Identify the lines containing the word "name". Copy each one.
──────
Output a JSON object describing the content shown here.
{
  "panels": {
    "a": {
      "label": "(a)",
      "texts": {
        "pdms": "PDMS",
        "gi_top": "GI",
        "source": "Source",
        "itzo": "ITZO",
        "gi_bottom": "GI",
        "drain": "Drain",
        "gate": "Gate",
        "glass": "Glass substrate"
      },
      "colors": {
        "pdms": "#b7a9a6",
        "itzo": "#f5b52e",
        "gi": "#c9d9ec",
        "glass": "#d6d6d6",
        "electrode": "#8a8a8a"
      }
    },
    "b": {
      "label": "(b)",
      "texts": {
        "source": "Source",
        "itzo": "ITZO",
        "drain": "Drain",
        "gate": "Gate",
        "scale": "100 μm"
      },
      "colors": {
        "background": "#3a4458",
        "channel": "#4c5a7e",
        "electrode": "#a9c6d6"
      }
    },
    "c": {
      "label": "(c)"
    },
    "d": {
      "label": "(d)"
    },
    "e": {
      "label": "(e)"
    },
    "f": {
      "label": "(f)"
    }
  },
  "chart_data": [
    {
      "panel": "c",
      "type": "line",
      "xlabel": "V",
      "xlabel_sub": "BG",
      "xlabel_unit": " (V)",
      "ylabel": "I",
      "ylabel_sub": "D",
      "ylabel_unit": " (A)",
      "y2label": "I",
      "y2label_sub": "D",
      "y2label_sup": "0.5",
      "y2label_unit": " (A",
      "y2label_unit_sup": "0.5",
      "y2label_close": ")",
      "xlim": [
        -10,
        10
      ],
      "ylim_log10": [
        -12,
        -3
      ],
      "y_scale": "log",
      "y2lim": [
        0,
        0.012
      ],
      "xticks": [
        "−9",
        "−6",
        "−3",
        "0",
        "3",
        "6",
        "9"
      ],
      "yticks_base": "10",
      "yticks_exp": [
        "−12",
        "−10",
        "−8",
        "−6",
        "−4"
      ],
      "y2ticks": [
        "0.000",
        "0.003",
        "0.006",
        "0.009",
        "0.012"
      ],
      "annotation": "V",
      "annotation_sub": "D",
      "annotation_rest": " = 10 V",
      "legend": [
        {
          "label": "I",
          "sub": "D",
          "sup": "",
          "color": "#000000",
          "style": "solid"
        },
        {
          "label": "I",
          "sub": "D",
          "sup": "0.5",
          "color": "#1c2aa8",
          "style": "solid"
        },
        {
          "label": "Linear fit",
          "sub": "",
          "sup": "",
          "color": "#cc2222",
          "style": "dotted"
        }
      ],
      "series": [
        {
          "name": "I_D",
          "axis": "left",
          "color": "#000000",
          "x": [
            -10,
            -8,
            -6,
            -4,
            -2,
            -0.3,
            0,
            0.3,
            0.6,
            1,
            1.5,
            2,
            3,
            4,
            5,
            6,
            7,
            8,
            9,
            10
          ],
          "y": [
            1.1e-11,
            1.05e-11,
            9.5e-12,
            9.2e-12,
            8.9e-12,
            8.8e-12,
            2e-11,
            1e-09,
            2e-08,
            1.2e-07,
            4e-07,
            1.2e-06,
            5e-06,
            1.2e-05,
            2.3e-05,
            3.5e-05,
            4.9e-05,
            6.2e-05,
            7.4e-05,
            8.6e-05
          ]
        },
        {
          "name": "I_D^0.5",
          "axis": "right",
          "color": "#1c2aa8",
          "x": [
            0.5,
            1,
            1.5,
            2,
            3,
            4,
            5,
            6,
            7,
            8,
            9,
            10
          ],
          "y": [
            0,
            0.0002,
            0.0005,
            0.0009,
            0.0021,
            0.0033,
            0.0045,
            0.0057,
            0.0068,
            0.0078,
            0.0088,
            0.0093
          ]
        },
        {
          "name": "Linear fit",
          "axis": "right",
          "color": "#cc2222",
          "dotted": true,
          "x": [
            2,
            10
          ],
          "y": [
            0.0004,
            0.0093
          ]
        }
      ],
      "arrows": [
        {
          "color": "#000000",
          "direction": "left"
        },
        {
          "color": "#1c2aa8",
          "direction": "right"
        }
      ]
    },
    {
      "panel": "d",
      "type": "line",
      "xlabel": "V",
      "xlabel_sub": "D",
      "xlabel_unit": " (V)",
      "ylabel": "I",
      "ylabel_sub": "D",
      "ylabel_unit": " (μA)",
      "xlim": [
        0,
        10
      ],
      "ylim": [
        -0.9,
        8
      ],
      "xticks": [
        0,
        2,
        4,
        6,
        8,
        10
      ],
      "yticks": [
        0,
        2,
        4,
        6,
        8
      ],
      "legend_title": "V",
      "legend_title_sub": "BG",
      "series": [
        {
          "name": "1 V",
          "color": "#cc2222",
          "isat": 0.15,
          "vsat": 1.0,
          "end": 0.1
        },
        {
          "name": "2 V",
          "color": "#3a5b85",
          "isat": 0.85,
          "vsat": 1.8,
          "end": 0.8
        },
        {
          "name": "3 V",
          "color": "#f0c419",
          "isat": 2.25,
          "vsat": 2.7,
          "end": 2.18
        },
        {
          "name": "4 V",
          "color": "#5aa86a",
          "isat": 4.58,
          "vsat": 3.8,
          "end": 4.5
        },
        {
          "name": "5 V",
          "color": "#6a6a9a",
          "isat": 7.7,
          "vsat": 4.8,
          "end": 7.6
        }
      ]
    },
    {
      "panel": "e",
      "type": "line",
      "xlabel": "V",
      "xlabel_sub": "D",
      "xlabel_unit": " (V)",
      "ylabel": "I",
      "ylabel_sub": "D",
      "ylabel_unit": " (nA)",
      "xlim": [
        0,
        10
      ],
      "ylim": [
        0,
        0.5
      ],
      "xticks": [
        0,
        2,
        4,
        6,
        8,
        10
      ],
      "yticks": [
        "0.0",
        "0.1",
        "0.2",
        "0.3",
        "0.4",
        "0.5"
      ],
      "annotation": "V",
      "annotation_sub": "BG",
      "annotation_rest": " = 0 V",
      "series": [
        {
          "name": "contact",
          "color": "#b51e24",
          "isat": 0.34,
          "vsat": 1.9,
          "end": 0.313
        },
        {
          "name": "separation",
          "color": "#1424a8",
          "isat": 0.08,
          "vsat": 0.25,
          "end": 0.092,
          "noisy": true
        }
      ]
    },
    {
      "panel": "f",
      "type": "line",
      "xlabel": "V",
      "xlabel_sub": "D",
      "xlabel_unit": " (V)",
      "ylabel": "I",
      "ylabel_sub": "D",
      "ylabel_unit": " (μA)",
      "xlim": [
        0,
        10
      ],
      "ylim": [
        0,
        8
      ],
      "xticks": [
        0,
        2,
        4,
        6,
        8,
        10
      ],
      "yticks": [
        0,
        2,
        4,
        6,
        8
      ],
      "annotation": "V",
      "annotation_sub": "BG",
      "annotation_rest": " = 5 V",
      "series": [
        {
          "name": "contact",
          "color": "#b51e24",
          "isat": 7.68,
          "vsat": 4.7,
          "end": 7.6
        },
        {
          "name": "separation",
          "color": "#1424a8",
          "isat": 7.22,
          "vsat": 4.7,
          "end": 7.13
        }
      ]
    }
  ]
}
──────
**Task answer**
          "name": "I_D",
          "name": "I_D^0.5",
          "name": "Linear fit",
          "name": "1 V",
          "name": "2 V",
          "name": "3 V",
          "name": "4 V",
          "name": "5 V",
          "name": "contact",
          "name": "separation",
          "name": "contact",
          "name": "separation",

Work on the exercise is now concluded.